**REQUEST:**
All of the records below should be output exactly.
══ RECORD EXCERPTS ══
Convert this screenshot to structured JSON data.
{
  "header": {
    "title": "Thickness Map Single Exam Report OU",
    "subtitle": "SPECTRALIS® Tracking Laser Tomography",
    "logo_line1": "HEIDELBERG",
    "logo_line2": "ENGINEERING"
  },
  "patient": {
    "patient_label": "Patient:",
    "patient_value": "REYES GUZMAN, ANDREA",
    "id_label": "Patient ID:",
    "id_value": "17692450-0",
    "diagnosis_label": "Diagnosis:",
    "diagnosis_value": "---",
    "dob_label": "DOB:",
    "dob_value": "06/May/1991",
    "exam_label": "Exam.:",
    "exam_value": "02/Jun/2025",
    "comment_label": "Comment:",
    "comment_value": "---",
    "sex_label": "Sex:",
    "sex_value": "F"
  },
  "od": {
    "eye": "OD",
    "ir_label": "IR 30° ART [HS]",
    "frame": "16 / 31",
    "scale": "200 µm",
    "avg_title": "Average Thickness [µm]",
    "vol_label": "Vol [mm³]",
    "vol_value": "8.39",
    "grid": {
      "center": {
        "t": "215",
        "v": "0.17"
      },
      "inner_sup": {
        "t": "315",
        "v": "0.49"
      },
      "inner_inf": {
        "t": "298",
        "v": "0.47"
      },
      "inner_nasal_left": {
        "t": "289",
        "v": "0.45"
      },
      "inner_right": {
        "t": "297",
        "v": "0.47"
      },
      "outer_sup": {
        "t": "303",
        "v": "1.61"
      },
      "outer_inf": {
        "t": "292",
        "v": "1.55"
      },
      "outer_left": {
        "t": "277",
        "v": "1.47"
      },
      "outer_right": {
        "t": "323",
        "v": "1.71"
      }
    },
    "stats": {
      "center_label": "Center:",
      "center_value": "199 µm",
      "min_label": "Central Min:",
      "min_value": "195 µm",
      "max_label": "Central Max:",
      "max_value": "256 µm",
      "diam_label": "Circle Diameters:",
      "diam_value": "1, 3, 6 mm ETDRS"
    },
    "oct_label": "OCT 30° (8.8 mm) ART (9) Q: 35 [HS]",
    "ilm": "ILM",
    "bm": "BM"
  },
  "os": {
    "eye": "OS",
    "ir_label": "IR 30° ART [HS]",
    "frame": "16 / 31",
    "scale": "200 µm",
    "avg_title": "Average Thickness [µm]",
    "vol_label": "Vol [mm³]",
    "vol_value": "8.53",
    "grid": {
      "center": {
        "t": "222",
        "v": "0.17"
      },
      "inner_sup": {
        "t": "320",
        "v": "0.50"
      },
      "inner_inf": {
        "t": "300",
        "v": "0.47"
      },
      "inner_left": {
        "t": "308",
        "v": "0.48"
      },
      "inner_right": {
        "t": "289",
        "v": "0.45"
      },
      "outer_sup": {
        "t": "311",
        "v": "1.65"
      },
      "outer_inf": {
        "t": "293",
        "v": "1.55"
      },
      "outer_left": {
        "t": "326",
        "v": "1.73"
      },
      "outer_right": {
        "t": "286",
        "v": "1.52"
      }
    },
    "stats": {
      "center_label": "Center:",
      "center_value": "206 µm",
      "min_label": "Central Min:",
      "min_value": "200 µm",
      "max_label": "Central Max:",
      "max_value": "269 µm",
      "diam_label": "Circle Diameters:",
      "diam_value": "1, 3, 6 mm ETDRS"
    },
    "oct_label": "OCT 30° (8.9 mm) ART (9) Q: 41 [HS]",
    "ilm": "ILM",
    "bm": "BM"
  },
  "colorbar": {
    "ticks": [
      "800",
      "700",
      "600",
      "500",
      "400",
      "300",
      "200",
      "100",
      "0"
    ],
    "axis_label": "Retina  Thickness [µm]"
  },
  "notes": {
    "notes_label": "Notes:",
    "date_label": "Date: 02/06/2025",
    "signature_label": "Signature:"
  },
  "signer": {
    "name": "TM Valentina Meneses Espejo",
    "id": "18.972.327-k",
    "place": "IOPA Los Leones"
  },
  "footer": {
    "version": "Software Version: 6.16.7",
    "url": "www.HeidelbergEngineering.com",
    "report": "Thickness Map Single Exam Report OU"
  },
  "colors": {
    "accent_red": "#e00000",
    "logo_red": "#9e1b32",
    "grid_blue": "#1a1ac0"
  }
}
═══
**RESULT FOR THIS TASK:**
Convert this screenshot to structured JSON data.
{
  "header": {
    "title": "Thickness Map Single Exam Report OU",
    "subtitle": "SPECTRALIS® Tracking Laser Tomography",
    "logo_line1": "HEIDELBERG",
    "logo_line2": "ENGINEERING"
  },
  "patient": {
    "patient_label": "Patient:",
    "patient_value": "REYES GUZMAN, ANDREA",
    "id_label": "Patient ID:",
    "id_value": "17692450-0",
    "diagnosis_label": "Diagnosis:",
    "diagnosis_value": "---",
    "dob_label": "DOB:",
    "dob_value": "06/May/1991",
    "exam_label": "Exam.:",
    "exam_value": "02/Jun/2025",
    "comment_label": "Comment:",
    "comment_value": "---",
    "sex_label": "Sex:",
    "sex_value": "F"
  },
  "od": {
    "eye": "OD",
    "ir_label": "IR 30° ART [HS]",
    "frame": "16 / 31",
    "scale": "200 µm",
    "avg_title": "Average Thickness [µm]",
    "vol_label": "Vol [mm³]",
    "vol_value": "8.39",
    "grid": {
      "center": {
        "t": "215",
        "v": "0.17"
      },
      "inner_sup": {
        "t": "315",
        "v": "0.49"
      },
      "inner_inf": {
        "t": "298",
        "v": "0.47"
      },
      "inner_nasal_left": {
        "t": "289",
        "v": "0.45"
      },
      "inner_right": {
        "t": "297",
        "v": "0.47"
      },
      "outer_sup": {
        "t": "303",
        "v": "1.61"
      },
      "outer_inf": {
        "t": "292",
        "v": "1.55"
      },
      "outer_left": {
        "t": "277",
        "v": "1.47"
      },
      "outer_right": {
        "t": "323",
        "v": "1.71"
      }
    },
    "stats": {
      "center_label": "Center:",
      "center_value": "199 µm",
      "min_label": "Central Min:",
      "min_value": "195 µm",
      "max_label": "Central Max:",
      "max_value": "256 µm",
      "diam_label": "Circle Diameters:",
      "diam_value": "1, 3, 6 mm ETDRS"
    },
    "oct_label": "OCT 30° (8.8 mm) ART (9) Q: 35 [HS]",
    "ilm": "ILM",
    "bm": "BM"
  },
  "os": {
    "eye": "OS",
    "ir_label": "IR 30° ART [HS]",
    "frame": "16 / 31",
    "scale": "200 µm",
    "avg_title": "Average Thickness [µm]",
    "vol_label": "Vol [mm³]",
    "vol_value": "8.53",
    "grid": {
      "center": {
        "t": "222",
        "v": "0.17"
      },
      "inner_sup": {
        "t": "320",
        "v": "0.50"
      },
      "inner_inf": {
        "t": "300",
        "v": "0.47"
      },
      "inner_left": {
        "t": "308",
        "v": "0.48"
      },
      "inner_right": {
        "t": "289",
        "v": "0.45"
      },
      "outer_sup": {
        "t": "311",
        "v": "1.65"
      },
      "outer_inf": {
        "t": "293",
        "v": "1.55"
      },
      "outer_left": {
        "t": "326",
        "v": "1.73"
      },
      "outer_right": {
        "t": "286",
        "v": "1.52"
      }
    },
    "stats": {
      "center_label": "Center:",
      "center_value": "206 µm",
      "min_label": "Central Min:",
      "min_value": "200 µm",
      "max_label": "Central Max:",
      "max_value": "269 µm",
      "diam_label": "Circle Diameters:",
      "diam_value": "1, 3, 6 mm ETDRS"
    },
    "oct_label": "OCT 30° (8.9 mm) ART (9) Q: 41 [HS]",
    "ilm": "ILM",
    "bm": "BM"
  },
  "colorbar": {
    "ticks": [
      "800",
      "700",
      "600",
      "500",
      "400",
      "300",
      "200",
      "100",
      "0"
    ],
    "axis_label": "Retina  Thickness [µm]"
  },
  "notes": {
    "notes_label": "Notes:",
    "date_label": "Date: 02/06/2025",
    "signature_label": "Signature:"
  },
  "signer": {
    "name": "TM Valentina Meneses Espejo",
    "id": "18.972.327-k",
    "place": "IOPA Los Leones"
  },
  "footer": {
    "version": "Software Version: 6.16.7",
    "url": "www.HeidelbergEngineering.com",
    "report": "Thickness Map Single Exam Report OU"
  },
  "colors": {
    "accent_red": "#e00000",
    "logo_red": "#9e1b32",
    "grid_blue": "#1a1ac0"
  }
}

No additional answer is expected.